** Your task **
Copy out every line containing the word "прибытия".

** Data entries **
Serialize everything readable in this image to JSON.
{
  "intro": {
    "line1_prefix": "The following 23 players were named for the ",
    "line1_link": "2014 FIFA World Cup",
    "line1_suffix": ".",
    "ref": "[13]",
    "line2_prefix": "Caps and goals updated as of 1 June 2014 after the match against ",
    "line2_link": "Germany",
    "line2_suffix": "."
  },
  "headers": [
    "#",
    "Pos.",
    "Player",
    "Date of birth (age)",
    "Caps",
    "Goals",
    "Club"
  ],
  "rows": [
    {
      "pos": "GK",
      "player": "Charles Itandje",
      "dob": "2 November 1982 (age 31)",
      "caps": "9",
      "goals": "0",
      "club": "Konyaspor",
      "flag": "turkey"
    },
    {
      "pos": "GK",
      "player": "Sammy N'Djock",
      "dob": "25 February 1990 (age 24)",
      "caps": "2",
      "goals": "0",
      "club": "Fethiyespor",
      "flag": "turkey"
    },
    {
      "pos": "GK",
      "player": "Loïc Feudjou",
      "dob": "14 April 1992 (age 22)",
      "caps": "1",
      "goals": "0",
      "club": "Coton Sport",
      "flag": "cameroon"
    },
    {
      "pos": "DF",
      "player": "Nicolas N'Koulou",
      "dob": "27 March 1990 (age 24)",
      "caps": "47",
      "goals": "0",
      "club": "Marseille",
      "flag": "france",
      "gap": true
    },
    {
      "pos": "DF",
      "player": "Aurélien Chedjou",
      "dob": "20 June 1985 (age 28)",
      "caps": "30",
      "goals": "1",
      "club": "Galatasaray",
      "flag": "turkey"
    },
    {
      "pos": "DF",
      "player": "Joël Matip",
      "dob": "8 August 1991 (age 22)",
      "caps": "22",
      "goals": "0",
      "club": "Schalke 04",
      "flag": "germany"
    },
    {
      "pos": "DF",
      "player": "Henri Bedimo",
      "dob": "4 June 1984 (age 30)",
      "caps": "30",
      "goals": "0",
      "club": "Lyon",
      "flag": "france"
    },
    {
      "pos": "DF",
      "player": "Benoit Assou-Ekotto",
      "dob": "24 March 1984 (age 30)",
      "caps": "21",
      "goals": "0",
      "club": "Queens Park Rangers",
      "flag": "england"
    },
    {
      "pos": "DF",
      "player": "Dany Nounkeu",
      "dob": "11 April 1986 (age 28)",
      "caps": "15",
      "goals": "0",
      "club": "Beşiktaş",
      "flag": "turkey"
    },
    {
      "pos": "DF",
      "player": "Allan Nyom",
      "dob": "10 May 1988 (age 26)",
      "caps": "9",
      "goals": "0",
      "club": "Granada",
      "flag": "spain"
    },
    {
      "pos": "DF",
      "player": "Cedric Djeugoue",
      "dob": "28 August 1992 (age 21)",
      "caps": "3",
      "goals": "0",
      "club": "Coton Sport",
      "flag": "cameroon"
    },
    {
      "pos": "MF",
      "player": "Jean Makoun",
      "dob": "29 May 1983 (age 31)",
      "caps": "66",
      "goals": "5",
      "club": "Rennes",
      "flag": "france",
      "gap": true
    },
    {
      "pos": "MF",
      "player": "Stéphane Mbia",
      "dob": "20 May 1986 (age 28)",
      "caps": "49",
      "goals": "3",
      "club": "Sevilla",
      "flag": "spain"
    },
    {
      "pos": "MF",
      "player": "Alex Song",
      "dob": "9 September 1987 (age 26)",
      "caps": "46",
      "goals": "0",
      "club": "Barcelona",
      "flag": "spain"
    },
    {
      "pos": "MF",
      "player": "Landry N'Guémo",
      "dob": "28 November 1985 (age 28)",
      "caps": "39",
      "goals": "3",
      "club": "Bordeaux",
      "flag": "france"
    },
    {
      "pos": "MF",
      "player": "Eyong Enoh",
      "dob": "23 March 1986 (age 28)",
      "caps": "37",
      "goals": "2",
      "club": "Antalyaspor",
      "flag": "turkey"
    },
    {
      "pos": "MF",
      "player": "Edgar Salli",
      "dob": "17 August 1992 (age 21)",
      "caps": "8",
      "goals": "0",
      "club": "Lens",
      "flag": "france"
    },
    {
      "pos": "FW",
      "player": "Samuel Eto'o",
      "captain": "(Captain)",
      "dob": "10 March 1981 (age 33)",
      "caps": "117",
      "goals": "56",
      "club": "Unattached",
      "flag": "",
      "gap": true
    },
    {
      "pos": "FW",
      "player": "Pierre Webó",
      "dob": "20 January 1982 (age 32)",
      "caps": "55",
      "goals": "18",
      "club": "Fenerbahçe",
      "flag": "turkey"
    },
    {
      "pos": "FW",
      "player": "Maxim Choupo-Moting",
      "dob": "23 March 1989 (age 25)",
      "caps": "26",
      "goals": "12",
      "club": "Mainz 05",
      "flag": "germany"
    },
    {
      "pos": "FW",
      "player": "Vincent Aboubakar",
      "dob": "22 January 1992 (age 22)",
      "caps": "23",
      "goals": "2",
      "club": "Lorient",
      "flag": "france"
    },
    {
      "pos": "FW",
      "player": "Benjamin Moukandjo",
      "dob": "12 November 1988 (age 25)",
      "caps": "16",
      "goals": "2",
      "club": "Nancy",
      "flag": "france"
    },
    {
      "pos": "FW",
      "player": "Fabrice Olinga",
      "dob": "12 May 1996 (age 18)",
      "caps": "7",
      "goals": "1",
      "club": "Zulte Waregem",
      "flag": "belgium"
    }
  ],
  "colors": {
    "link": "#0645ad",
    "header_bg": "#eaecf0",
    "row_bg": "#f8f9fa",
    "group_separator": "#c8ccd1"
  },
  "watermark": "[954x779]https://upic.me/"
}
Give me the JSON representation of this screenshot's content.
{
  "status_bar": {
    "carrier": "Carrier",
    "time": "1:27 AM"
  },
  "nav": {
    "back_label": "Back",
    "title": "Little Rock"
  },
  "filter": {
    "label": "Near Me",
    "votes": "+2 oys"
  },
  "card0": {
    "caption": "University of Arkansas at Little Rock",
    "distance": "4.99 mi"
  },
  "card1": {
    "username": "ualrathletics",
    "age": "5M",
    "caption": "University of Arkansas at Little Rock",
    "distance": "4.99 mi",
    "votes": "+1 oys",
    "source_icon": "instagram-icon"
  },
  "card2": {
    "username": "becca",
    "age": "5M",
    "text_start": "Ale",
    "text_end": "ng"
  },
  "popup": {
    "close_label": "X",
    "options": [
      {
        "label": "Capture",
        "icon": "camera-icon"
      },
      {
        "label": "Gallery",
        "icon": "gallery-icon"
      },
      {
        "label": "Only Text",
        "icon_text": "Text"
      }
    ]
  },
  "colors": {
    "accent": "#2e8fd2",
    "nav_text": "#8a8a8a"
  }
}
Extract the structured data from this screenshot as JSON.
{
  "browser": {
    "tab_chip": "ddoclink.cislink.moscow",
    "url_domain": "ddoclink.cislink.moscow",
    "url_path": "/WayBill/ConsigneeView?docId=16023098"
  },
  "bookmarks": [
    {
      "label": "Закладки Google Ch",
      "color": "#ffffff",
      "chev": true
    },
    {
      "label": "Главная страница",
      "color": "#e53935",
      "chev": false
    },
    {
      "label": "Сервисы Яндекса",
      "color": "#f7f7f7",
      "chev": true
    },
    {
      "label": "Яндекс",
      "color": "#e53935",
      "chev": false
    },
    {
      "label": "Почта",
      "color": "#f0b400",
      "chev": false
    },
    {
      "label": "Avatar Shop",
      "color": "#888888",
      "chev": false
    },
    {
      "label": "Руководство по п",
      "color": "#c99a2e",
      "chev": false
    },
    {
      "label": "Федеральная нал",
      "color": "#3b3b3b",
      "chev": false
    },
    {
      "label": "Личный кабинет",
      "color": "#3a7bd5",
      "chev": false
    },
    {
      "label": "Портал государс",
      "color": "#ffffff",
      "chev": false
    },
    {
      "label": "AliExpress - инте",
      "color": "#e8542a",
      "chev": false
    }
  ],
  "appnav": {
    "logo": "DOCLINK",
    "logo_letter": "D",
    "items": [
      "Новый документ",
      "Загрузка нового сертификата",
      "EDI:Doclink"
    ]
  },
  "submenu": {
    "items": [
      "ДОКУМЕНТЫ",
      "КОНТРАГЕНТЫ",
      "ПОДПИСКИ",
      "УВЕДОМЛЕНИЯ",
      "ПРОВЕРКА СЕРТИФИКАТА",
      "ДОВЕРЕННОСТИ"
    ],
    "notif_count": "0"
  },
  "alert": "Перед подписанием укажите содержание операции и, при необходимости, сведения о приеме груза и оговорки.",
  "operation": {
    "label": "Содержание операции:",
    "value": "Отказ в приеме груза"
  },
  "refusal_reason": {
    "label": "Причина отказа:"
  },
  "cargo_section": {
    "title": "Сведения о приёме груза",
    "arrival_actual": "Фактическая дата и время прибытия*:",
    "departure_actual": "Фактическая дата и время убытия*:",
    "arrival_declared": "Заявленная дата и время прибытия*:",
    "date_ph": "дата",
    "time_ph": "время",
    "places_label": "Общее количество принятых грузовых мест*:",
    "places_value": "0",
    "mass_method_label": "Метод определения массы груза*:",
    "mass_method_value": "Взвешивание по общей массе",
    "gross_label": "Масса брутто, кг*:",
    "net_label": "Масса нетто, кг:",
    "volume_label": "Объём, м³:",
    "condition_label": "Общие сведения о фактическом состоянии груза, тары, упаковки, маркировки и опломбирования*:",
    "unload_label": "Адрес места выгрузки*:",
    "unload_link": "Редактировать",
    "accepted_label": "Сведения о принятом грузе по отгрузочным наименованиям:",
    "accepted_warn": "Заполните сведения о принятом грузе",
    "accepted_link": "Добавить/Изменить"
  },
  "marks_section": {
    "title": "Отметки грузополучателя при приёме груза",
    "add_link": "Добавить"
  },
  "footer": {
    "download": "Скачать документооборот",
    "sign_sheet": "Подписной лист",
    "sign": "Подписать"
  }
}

** The response **
    "arrival_actual": "Фактическая дата и время прибытия*:",
    "arrival_declared": "Заявленная дата и время прибытия*:",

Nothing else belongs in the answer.